Archaeological site in the U.S. state of Missouri

Towosahgy State Historic Site (23MI2), also known as Beckwith's Fort Archeological Site, is a large Mississippian archaeological site with a Woodland period Baytown culture component located in Mississippi County, Missouri, United States. It is believed to have been inhabited from c. 400–1350 CE. The site is maintained by the Missouri Department of Natural Resources as a state historic site. The name Towosahgy is an Osage word which means "old town". It is not known if members of the historic Osage people, who dominated a large area of present-day Missouri at the beginning of the 19th century, ever occupied the site. The site was acquired by the Missouri state park system in 1967 and added to the National Register of Historic Places in 1969 as NRIS number 69000113.

== History of Towosahgy ==
The earliest portion of Towosahgy State Historic Site is in the southern half, where a Late Woodland period village once stood. Wilkie dates this component to about 400 to 700 CE.
==============================
Task instructions:
**1.** Translate this sentence from the Towosahgy excerpt into Spanish: "The name Towosahgy is an Osage word which means "old town"."
**2.** According to the Towosahgy excerpt, which agency maintains the site as a state historic site?
**3.** List every specific year number that appears in the Towosahgy excerpt, counting each number once.
The data that comes next is from a different source than the Towosahgy excerpt.
==============================
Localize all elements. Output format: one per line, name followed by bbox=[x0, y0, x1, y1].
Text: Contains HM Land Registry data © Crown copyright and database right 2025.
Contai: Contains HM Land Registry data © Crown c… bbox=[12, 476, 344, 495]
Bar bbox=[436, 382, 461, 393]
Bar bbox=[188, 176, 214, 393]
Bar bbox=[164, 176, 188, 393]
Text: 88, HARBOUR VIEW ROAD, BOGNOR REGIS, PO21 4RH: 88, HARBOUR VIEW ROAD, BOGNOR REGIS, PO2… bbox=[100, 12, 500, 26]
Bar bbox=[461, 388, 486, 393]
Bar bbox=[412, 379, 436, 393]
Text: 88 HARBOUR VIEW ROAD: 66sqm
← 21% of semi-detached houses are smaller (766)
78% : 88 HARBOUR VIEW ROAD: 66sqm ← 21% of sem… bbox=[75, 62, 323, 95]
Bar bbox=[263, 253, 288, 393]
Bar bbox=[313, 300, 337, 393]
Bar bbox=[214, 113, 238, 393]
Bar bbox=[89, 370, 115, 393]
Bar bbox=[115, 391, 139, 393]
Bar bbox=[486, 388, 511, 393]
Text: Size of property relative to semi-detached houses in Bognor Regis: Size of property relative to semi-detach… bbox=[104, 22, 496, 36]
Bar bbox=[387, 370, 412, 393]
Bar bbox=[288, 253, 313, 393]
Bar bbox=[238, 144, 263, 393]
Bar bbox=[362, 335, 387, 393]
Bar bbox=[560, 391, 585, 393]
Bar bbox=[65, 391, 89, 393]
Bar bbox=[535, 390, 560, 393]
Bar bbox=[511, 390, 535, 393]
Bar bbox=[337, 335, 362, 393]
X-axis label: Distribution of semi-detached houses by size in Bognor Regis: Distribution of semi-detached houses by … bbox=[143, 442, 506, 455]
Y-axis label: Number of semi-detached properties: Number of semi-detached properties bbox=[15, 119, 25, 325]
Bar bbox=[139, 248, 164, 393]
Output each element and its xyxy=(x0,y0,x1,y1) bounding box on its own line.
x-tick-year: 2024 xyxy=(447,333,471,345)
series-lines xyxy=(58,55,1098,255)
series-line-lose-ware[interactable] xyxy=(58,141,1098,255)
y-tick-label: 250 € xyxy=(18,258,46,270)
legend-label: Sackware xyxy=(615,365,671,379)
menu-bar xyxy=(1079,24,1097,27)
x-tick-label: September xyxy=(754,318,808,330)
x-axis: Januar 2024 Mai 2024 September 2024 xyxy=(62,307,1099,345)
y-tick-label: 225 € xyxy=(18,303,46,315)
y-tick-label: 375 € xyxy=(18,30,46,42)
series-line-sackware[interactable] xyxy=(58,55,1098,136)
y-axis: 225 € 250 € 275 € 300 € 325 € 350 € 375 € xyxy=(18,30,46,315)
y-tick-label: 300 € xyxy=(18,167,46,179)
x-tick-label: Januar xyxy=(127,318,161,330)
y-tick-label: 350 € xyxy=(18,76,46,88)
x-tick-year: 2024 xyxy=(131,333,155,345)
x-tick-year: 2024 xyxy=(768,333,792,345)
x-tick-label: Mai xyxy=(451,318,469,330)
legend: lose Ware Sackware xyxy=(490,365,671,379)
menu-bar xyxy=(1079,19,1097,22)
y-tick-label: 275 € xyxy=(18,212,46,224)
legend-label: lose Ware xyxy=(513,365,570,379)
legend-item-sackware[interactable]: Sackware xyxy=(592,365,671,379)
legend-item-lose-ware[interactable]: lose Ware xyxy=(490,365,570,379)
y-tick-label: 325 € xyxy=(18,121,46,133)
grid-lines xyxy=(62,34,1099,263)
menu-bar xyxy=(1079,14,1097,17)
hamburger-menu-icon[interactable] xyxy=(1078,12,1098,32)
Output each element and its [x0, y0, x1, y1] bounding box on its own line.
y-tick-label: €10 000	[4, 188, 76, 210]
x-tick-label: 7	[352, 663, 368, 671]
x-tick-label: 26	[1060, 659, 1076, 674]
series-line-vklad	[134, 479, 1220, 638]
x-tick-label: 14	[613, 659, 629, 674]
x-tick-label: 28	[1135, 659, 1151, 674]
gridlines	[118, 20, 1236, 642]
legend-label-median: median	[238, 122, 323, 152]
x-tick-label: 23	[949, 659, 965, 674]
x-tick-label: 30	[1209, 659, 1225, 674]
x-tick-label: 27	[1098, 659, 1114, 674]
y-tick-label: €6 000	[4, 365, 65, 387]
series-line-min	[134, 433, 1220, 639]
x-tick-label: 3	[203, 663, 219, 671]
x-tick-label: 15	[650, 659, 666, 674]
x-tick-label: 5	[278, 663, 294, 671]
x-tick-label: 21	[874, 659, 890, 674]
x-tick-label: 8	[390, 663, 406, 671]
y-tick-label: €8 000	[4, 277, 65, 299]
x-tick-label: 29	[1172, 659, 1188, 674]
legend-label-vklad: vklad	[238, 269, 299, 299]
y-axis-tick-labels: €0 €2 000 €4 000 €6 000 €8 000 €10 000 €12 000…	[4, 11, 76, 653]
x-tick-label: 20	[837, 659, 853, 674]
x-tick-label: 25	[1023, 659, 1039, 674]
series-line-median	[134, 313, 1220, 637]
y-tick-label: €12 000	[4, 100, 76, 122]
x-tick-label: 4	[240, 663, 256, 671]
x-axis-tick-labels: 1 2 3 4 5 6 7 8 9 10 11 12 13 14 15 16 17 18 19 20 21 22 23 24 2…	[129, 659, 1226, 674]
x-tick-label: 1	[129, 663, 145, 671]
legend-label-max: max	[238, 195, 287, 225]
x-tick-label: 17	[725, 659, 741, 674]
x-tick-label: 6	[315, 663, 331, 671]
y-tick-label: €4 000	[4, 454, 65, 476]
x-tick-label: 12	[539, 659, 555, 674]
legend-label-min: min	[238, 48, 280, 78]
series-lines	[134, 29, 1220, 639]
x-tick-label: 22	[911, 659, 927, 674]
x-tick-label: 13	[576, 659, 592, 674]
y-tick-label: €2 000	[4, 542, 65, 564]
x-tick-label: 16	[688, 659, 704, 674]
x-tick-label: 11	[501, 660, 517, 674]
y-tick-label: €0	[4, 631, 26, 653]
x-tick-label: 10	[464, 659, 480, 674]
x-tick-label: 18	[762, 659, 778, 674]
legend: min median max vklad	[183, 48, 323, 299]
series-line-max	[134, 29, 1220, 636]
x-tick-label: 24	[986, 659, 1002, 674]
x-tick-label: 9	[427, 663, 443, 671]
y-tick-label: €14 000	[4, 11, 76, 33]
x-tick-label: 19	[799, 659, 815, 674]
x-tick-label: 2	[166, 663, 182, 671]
==============================
Responses by item number:
**1.** El nombre Towosahgy es una palabra osage que significa "pueblo viejo".

**2.** The Missouri Department of Natural Resources.

**3.** 400, 700, 1350, 1967, 1969